• Collection entries:
+ + +

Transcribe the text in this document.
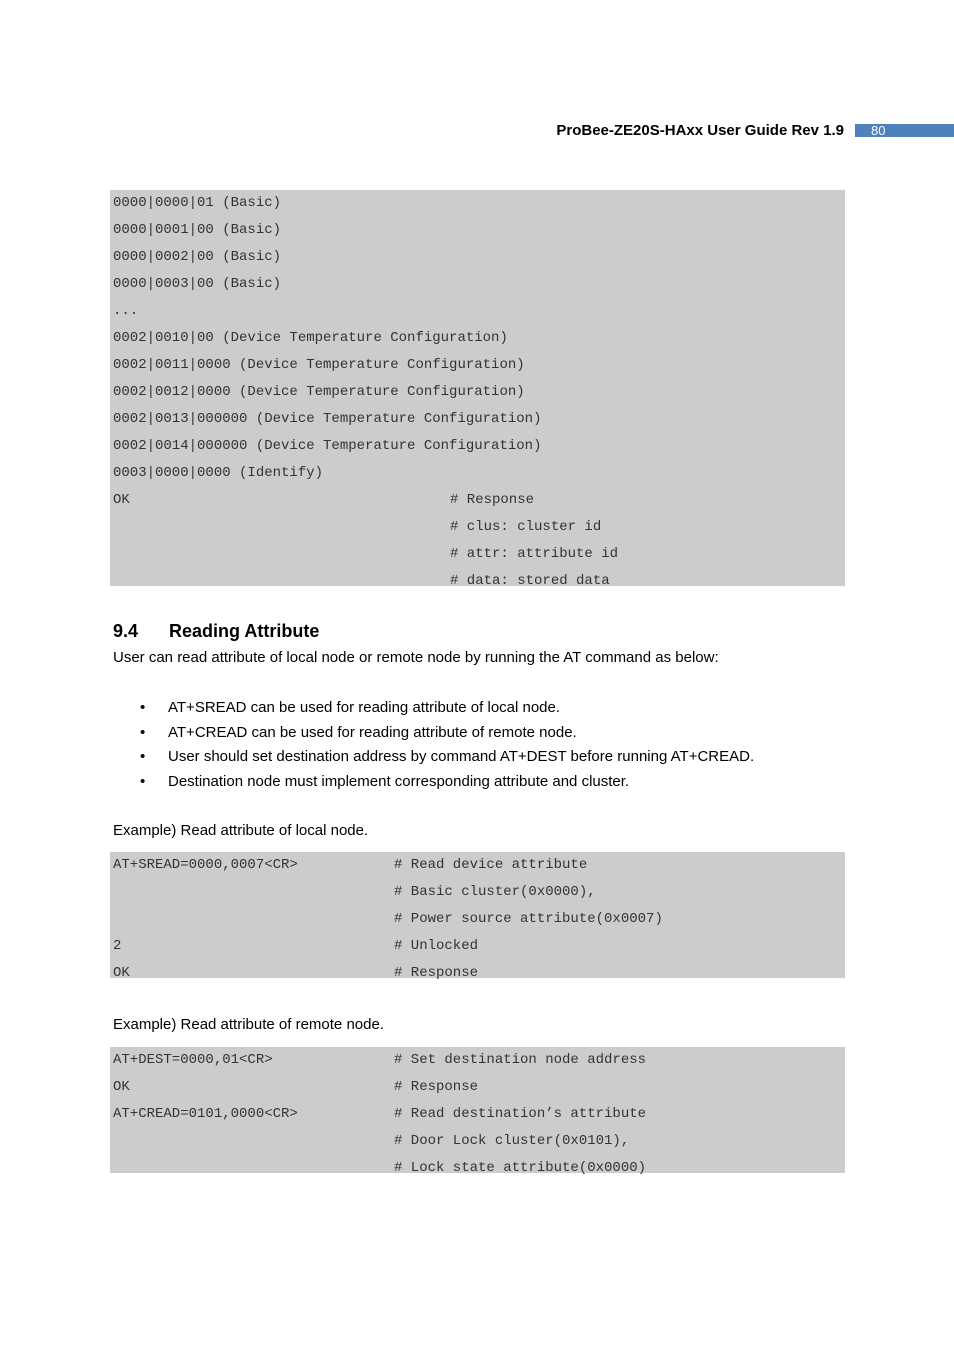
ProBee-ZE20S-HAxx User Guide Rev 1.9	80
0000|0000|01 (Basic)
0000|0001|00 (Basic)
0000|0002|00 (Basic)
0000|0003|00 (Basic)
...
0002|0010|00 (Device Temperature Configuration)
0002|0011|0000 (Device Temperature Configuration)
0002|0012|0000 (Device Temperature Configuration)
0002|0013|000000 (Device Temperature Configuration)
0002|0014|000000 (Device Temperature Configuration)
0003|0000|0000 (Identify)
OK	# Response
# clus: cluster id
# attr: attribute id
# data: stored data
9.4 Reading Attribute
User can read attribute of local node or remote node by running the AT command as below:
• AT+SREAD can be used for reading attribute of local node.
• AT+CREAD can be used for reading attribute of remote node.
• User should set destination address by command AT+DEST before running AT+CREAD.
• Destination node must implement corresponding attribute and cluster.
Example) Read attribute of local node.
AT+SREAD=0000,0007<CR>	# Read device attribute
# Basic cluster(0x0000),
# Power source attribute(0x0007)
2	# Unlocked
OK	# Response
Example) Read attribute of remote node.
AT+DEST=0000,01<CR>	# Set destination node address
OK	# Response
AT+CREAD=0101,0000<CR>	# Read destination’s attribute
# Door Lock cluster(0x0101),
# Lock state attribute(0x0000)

+ + +

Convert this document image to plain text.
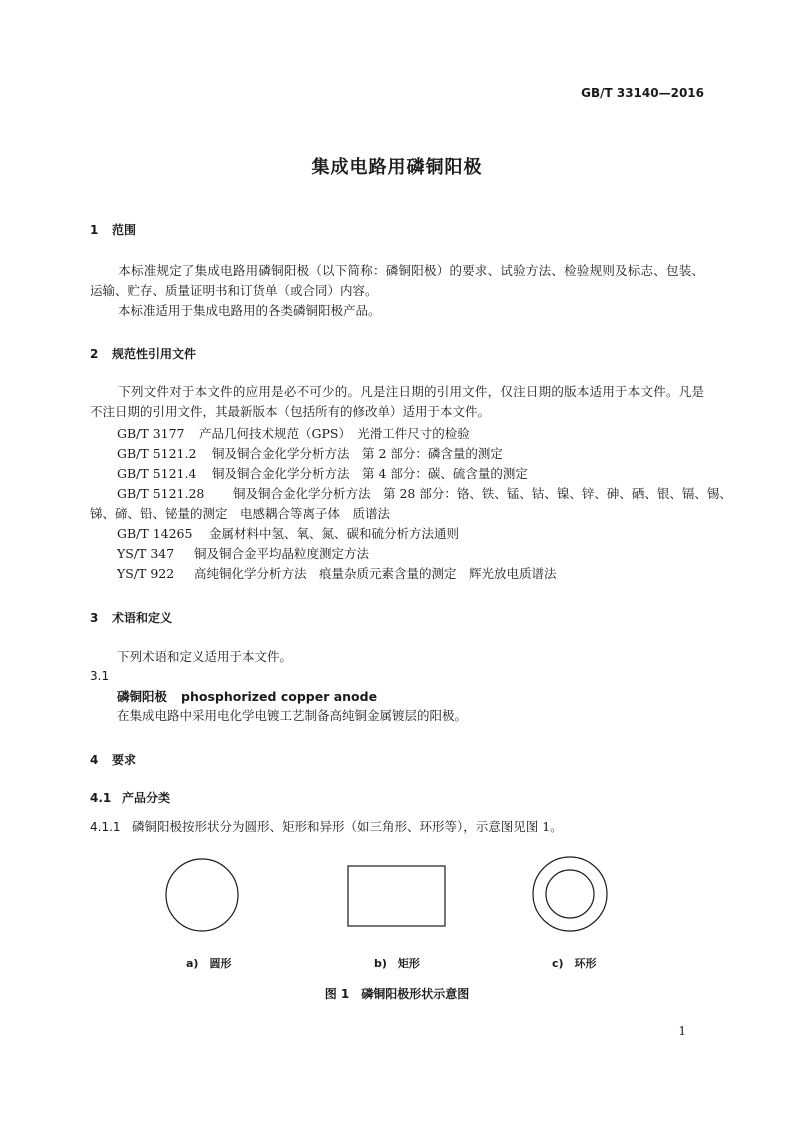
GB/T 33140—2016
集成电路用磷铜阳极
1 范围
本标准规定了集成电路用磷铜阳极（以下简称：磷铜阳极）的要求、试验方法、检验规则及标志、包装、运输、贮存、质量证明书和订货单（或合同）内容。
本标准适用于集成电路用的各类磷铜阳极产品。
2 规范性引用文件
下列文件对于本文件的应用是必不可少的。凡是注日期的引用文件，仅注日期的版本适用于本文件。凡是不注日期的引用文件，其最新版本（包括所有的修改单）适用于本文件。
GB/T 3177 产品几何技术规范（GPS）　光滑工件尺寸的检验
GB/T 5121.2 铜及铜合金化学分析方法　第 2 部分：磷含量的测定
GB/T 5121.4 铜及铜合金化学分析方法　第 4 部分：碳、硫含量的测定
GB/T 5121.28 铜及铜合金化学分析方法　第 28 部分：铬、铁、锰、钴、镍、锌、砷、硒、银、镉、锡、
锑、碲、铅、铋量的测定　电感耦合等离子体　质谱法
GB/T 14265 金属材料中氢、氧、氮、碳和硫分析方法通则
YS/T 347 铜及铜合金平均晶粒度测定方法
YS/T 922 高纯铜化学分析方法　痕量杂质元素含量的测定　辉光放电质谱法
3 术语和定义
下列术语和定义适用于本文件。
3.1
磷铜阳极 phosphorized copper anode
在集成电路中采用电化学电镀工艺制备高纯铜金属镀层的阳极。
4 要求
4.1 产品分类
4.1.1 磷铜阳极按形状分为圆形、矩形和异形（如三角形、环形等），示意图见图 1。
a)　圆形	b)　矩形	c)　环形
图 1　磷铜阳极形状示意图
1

+ + +

Where a line holds "local", copy that line.

User can read attribute of local node or remote node by running the AT command as below:
• AT+SREAD can be used for reading attribute of local node.
Example) Read attribute of local node.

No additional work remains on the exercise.